- Your goal: Give the number of lines in this listing that contain the word "SafeConstructor", and nothing else.

- Record list:
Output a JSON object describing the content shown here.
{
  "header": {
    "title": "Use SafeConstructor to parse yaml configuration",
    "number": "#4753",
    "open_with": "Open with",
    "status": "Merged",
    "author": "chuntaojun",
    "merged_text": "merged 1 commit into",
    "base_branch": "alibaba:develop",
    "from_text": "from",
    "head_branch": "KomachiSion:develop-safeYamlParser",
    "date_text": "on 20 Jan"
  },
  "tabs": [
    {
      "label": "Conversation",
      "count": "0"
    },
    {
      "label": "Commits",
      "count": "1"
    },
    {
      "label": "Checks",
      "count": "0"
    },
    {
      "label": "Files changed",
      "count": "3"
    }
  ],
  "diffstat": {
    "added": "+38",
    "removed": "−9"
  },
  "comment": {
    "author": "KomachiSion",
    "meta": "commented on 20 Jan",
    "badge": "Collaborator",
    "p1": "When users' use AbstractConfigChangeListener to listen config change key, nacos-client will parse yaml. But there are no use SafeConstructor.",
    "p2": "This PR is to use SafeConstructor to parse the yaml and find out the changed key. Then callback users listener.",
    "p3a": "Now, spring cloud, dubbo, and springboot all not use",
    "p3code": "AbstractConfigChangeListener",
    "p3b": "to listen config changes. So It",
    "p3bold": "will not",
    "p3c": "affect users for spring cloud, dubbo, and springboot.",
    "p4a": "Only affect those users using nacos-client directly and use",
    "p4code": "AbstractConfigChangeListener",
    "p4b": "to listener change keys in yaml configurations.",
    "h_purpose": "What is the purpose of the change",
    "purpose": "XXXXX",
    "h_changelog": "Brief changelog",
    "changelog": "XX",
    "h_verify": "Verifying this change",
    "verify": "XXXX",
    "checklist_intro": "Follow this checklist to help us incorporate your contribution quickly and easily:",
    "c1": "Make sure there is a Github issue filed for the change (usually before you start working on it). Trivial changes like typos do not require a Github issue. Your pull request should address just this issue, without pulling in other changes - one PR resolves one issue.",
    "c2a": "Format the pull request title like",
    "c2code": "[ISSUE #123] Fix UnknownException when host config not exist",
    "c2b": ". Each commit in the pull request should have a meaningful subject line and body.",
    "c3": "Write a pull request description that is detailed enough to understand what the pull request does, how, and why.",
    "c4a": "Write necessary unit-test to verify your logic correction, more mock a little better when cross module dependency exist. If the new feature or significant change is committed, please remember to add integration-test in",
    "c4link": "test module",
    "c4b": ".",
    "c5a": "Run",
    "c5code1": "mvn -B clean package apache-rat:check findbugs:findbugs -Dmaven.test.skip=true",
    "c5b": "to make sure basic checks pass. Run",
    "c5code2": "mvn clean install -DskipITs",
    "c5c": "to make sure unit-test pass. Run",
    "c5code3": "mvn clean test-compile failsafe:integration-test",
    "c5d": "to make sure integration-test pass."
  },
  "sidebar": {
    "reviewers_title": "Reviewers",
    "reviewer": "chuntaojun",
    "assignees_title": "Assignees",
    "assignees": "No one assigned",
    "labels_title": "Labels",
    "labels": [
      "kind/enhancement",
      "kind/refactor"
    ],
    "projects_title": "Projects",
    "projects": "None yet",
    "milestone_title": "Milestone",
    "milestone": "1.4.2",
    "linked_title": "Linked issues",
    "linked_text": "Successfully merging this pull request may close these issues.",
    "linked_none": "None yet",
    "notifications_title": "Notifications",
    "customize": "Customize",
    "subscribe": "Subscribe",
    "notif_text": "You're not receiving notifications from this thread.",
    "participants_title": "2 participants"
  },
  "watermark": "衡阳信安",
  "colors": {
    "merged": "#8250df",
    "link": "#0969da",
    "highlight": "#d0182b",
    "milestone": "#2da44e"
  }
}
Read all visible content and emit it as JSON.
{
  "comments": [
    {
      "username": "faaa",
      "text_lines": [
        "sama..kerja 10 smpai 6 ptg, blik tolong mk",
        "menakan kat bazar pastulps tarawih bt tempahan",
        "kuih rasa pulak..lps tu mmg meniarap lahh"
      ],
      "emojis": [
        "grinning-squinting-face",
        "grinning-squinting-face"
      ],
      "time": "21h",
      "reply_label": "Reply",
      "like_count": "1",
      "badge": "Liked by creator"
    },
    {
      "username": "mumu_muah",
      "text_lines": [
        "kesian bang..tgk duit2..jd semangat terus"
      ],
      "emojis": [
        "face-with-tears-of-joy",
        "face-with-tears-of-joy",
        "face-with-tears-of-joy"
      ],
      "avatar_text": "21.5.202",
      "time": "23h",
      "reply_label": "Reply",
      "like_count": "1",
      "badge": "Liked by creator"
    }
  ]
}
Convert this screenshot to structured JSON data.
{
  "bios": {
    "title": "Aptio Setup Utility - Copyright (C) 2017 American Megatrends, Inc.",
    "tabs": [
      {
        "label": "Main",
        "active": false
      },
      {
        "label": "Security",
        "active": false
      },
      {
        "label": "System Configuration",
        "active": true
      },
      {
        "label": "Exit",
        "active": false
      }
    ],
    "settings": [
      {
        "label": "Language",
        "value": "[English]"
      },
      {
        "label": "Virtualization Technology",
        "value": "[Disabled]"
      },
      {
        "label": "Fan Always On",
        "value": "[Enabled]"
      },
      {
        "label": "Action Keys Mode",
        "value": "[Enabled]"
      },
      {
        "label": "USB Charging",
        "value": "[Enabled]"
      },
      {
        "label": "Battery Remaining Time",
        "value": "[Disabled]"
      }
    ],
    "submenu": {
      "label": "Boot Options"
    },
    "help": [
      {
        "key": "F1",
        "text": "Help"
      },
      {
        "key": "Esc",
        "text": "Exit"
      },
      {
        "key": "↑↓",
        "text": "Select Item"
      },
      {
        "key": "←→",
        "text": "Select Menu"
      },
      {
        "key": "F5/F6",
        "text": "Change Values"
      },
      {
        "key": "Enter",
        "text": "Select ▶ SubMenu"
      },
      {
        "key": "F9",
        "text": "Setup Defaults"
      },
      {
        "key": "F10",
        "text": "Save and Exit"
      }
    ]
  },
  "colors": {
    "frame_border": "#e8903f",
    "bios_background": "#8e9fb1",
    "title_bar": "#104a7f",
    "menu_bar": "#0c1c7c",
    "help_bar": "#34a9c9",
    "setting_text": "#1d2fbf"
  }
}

- Answer for the task: 3